■ **Task to complete**: Restate the listing below word for word, omitting any images.

++++++

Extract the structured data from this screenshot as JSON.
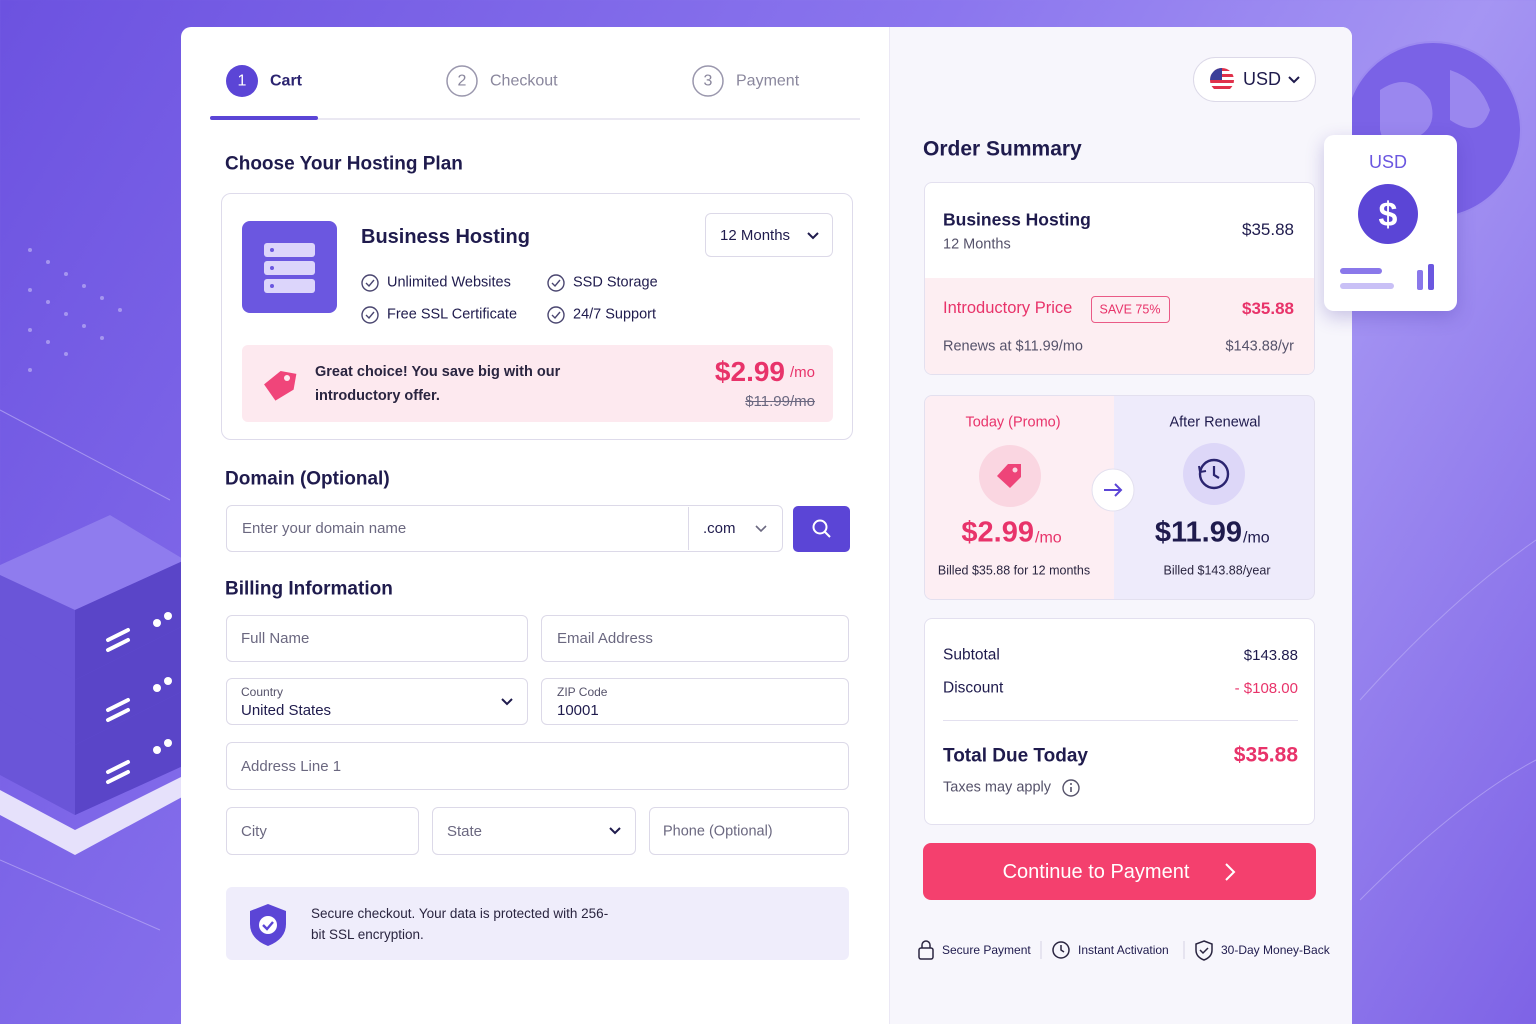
{
  "steps": [
    {
      "number": "1",
      "label": "Cart"
    },
    {
      "number": "2",
      "label": "Checkout"
    },
    {
      "number": "3",
      "label": "Payment"
    }
  ],
  "plan": {
    "heading": "Choose Your Hosting Plan",
    "name": "Business Hosting",
    "term": "12 Months",
    "features": [
      "Unlimited Websites",
      "SSD Storage",
      "Free SSL Certificate",
      "24/7 Support"
    ],
    "promo_text": "Great choice! You save big with our introductory offer.",
    "price": "$2.99",
    "price_unit": "/mo",
    "old_price": "$11.99/mo"
  },
  "domain": {
    "heading": "Domain (Optional)",
    "placeholder": "Enter your domain name",
    "tld": ".com"
  },
  "billing": {
    "heading": "Billing Information",
    "full_name": "Full Name",
    "email": "Email Address",
    "country_label": "Country",
    "country": "United States",
    "zip_label": "ZIP Code",
    "zip": "10001",
    "address": "Address Line 1",
    "city": "City",
    "state": "State",
    "phone": "Phone (Optional)"
  },
  "security_note": "Secure checkout. Your data is protected with 256-bit SSL encryption.",
  "currency": "USD",
  "summary": {
    "heading": "Order Summary",
    "item": {
      "name": "Business Hosting",
      "term": "12 Months",
      "price": "$35.88"
    },
    "intro": {
      "label": "Introductory Price",
      "badge": "SAVE 75%",
      "price": "$35.88",
      "renewal": "Renews at $11.99/mo",
      "renewal_price": "$143.88/yr"
    },
    "today": {
      "label": "Today (Promo)",
      "price": "$2.99",
      "unit": "/mo",
      "billed": "Billed $35.88 for 12 months"
    },
    "after": {
      "label": "After Renewal",
      "price": "$11.99",
      "unit": "/mo",
      "billed": "Billed $143.88/year"
    },
    "subtotal_label": "Subtotal",
    "subtotal": "$143.88",
    "discount_label": "Discount",
    "discount": "- $108.00",
    "total_label": "Total Due Today",
    "total": "$35.88",
    "tax_note": "Taxes may apply"
  },
  "cta": "Continue to Payment",
  "trust": [
    "Secure Payment",
    "Instant Activation",
    "30-Day Money-Back"
  ],
  "widget": {
    "currency": "USD"
  }
}
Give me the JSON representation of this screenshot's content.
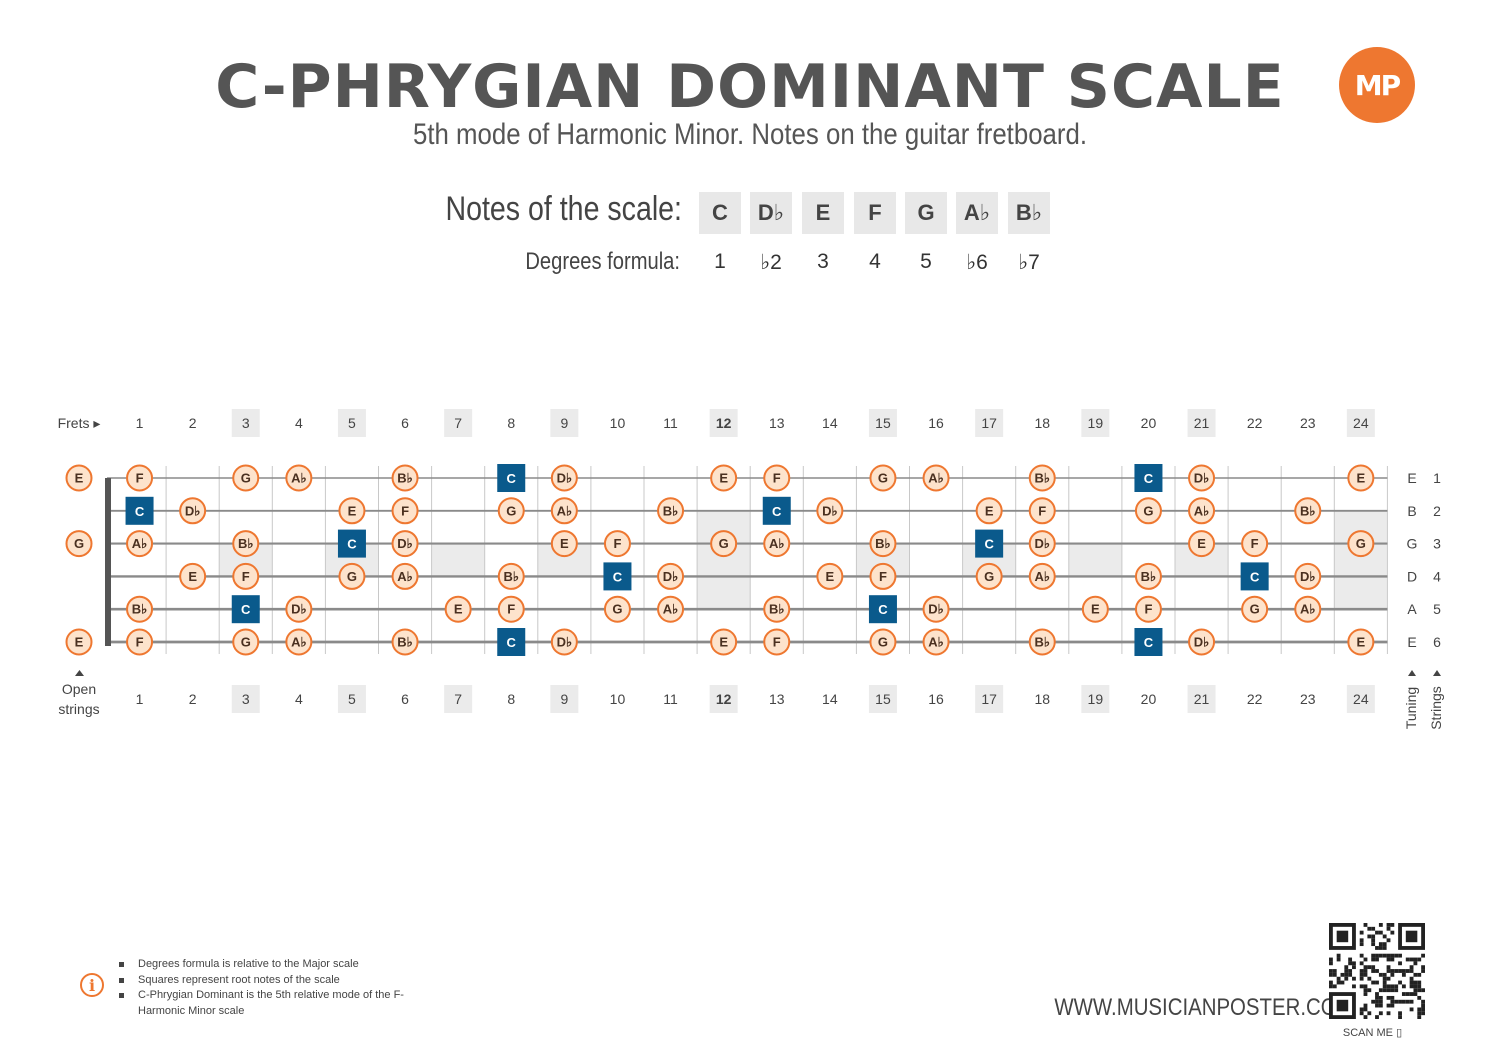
{
  "header": {
    "title": "C-PHRYGIAN DOMINANT SCALE",
    "subtitle": "5th mode of Harmonic Minor. Notes on the guitar fretboard.",
    "logo": "MP"
  },
  "scale": {
    "notes_label": "Notes of the scale:",
    "degrees_label": "Degrees formula:",
    "notes": [
      "C",
      "D♭",
      "E",
      "F",
      "G",
      "A♭",
      "B♭"
    ],
    "degrees": [
      "1",
      "♭2",
      "3",
      "4",
      "5",
      "♭6",
      "♭7"
    ]
  },
  "fretboard": {
    "frets_label": "Frets ▸",
    "open_strings_label": "Open strings",
    "open_strings_line1": "Open",
    "open_strings_line2": "strings",
    "tuning_label": "Tuning",
    "strings_label": "Strings",
    "fret_numbers": [
      "1",
      "2",
      "3",
      "4",
      "5",
      "6",
      "7",
      "8",
      "9",
      "10",
      "11",
      "12",
      "13",
      "14",
      "15",
      "16",
      "17",
      "18",
      "19",
      "20",
      "21",
      "22",
      "23",
      "24"
    ],
    "marked_frets": [
      3,
      5,
      7,
      9,
      12,
      15,
      17,
      19,
      21,
      24
    ],
    "tuning": [
      "E",
      "B",
      "G",
      "D",
      "A",
      "E"
    ],
    "string_numbers": [
      "1",
      "2",
      "3",
      "4",
      "5",
      "6"
    ],
    "open_notes": [
      "E",
      "",
      "G",
      "",
      "",
      "E"
    ],
    "strings": [
      [
        "F",
        "",
        "G",
        "Ab",
        "",
        "Bb",
        "",
        "C",
        "Db",
        "",
        "",
        "E",
        "F",
        "",
        "G",
        "Ab",
        "",
        "Bb",
        "",
        "C",
        "Db",
        "",
        "",
        "E"
      ],
      [
        "C",
        "Db",
        "",
        "",
        "E",
        "F",
        "",
        "G",
        "Ab",
        "",
        "Bb",
        "",
        "C",
        "Db",
        "",
        "",
        "E",
        "F",
        "",
        "G",
        "Ab",
        "",
        "Bb",
        ""
      ],
      [
        "Ab",
        "",
        "Bb",
        "",
        "C",
        "Db",
        "",
        "",
        "E",
        "F",
        "",
        "G",
        "Ab",
        "",
        "Bb",
        "",
        "C",
        "Db",
        "",
        "",
        "E",
        "F",
        "",
        "G"
      ],
      [
        "",
        "E",
        "F",
        "",
        "G",
        "Ab",
        "",
        "Bb",
        "",
        "C",
        "Db",
        "",
        "",
        "E",
        "F",
        "",
        "G",
        "Ab",
        "",
        "Bb",
        "",
        "C",
        "Db",
        ""
      ],
      [
        "Bb",
        "",
        "C",
        "Db",
        "",
        "",
        "E",
        "F",
        "",
        "G",
        "Ab",
        "",
        "Bb",
        "",
        "C",
        "Db",
        "",
        "",
        "E",
        "F",
        "",
        "G",
        "Ab",
        ""
      ],
      [
        "F",
        "",
        "G",
        "Ab",
        "",
        "Bb",
        "",
        "C",
        "Db",
        "",
        "",
        "E",
        "F",
        "",
        "G",
        "Ab",
        "",
        "Bb",
        "",
        "C",
        "Db",
        "",
        "",
        "E"
      ]
    ],
    "root_note": "C",
    "colors": {
      "accent": "#ee7730",
      "note_fill": "#fde3cc",
      "root_fill": "#0a5a8c",
      "marker_fill": "#ebebeb",
      "string_color": "#8a8a8a",
      "nut_color": "#555555"
    }
  },
  "footer": {
    "info": [
      "Degrees formula is relative to the Major scale",
      "Squares represent root notes of the scale",
      "C-Phrygian Dominant is the 5th relative mode of the F-Harmonic Minor scale"
    ],
    "website": "WWW.MUSICIANPOSTER.COM",
    "scan_label": "SCAN ME"
  }
}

++++++

■ **Final result**:
Extract the structured data from this screenshot as JSON.
{
  "steps": [
    {
      "number": "1",
      "label": "Cart"
    },
    {
      "number": "2",
      "label": "Checkout"
    },
    {
      "number": "3",
      "label": "Payment"
    }
  ],
  "plan": {
    "heading": "Choose Your Hosting Plan",
    "name": "Business Hosting",
    "term": "12 Months",
    "features": [
      "Unlimited Websites",
      "SSD Storage",
      "Free SSL Certificate",
      "24/7 Support"
    ],
    "promo_text": "Great choice! You save big with our introductory offer.",
    "price": "$2.99",
    "price_unit": "/mo",
    "old_price": "$11.99/mo"
  },
  "domain": {
    "heading": "Domain (Optional)",
    "placeholder": "Enter your domain name",
    "tld": ".com"
  },
  "billing": {
    "heading": "Billing Information",
    "full_name": "Full Name",
    "email": "Email Address",
    "country_label": "Country",
    "country": "United States",
    "zip_label": "ZIP Code",
    "zip": "10001",
    "address": "Address Line 1",
    "city": "City",
    "state": "State",
    "phone": "Phone (Optional)"
  },
  "security_note": "Secure checkout. Your data is protected with 256-bit SSL encryption.",
  "currency": "USD",
  "summary": {
    "heading": "Order Summary",
    "item": {
      "name": "Business Hosting",
      "term": "12 Months",
      "price": "$35.88"
    },
    "intro": {
      "label": "Introductory Price",
      "badge": "SAVE 75%",
      "price": "$35.88",
      "renewal": "Renews at $11.99/mo",
      "renewal_price": "$143.88/yr"
    },
    "today": {
      "label": "Today (Promo)",
      "price": "$2.99",
      "unit": "/mo",
      "billed": "Billed $35.88 for 12 months"
    },
    "after": {
      "label": "After Renewal",
      "price": "$11.99",
      "unit": "/mo",
      "billed": "Billed $143.88/year"
    },
    "subtotal_label": "Subtotal",
    "subtotal": "$143.88",
    "discount_label": "Discount",
    "discount": "- $108.00",
    "total_label": "Total Due Today",
    "total": "$35.88",
    "tax_note": "Taxes may apply"
  },
  "cta": "Continue to Payment",
  "trust": [
    "Secure Payment",
    "Instant Activation",
    "30-Day Money-Back"
  ],
  "widget": {
    "currency": "USD"
  }
}
Give me the JSON representation of this screenshot's content.
{
  "header": {
    "title": "C-PHRYGIAN DOMINANT SCALE",
    "subtitle": "5th mode of Harmonic Minor. Notes on the guitar fretboard.",
    "logo": "MP"
  },
  "scale": {
    "notes_label": "Notes of the scale:",
    "degrees_label": "Degrees formula:",
    "notes": [
      "C",
      "D♭",
      "E",
      "F",
      "G",
      "A♭",
      "B♭"
    ],
    "degrees": [
      "1",
      "♭2",
      "3",
      "4",
      "5",
      "♭6",
      "♭7"
    ]
  },
  "fretboard": {
    "frets_label": "Frets ▸",
    "open_strings_label": "Open strings",
    "open_strings_line1": "Open",
    "open_strings_line2": "strings",
    "tuning_label": "Tuning",
    "strings_label": "Strings",
    "fret_numbers": [
      "1",
      "2",
      "3",
      "4",
      "5",
      "6",
      "7",
      "8",
      "9",
      "10",
      "11",
      "12",
      "13",
      "14",
      "15",
      "16",
      "17",
      "18",
      "19",
      "20",
      "21",
      "22",
      "23",
      "24"
    ],
    "marked_frets": [
      3,
      5,
      7,
      9,
      12,
      15,
      17,
      19,
      21,
      24
    ],
    "tuning": [
      "E",
      "B",
      "G",
      "D",
      "A",
      "E"
    ],
    "string_numbers": [
      "1",
      "2",
      "3",
      "4",
      "5",
      "6"
    ],
    "open_notes": [
      "E",
      "",
      "G",
      "",
      "",
      "E"
    ],
    "strings": [
      [
        "F",
        "",
        "G",
        "Ab",
        "",
        "Bb",
        "",
        "C",
        "Db",
        "",
        "",
        "E",
        "F",
        "",
        "G",
        "Ab",
        "",
        "Bb",
        "",
        "C",
        "Db",
        "",
        "",
        "E"
      ],
      [
        "C",
        "Db",
        "",
        "",
        "E",
        "F",
        "",
        "G",
        "Ab",
        "",
        "Bb",
        "",
        "C",
        "Db",
        "",
        "",
        "E",
        "F",
        "",
        "G",
        "Ab",
        "",
        "Bb",
        ""
      ],
      [
        "Ab",
        "",
        "Bb",
        "",
        "C",
        "Db",
        "",
        "",
        "E",
        "F",
        "",
        "G",
        "Ab",
        "",
        "Bb",
        "",
        "C",
        "Db",
        "",
        "",
        "E",
        "F",
        "",
        "G"
      ],
      [
        "",
        "E",
        "F",
        "",
        "G",
        "Ab",
        "",
        "Bb",
        "",
        "C",
        "Db",
        "",
        "",
        "E",
        "F",
        "",
        "G",
        "Ab",
        "",
        "Bb",
        "",
        "C",
        "Db",
        ""
      ],
      [
        "Bb",
        "",
        "C",
        "Db",
        "",
        "",
        "E",
        "F",
        "",
        "G",
        "Ab",
        "",
        "Bb",
        "",
        "C",
        "Db",
        "",
        "",
        "E",
        "F",
        "",
        "G",
        "Ab",
        ""
      ],
      [
        "F",
        "",
        "G",
        "Ab",
        "",
        "Bb",
        "",
        "C",
        "Db",
        "",
        "",
        "E",
        "F",
        "",
        "G",
        "Ab",
        "",
        "Bb",
        "",
        "C",
        "Db",
        "",
        "",
        "E"
      ]
    ],
    "root_note": "C",
    "colors": {
      "accent": "#ee7730",
      "note_fill": "#fde3cc",
      "root_fill": "#0a5a8c",
      "marker_fill": "#ebebeb",
      "string_color": "#8a8a8a",
      "nut_color": "#555555"
    }
  },
  "footer": {
    "info": [
      "Degrees formula is relative to the Major scale",
      "Squares represent root notes of the scale",
      "C-Phrygian Dominant is the 5th relative mode of the F-Harmonic Minor scale"
    ],
    "website": "WWW.MUSICIANPOSTER.COM",
    "scan_label": "SCAN ME"
  }
}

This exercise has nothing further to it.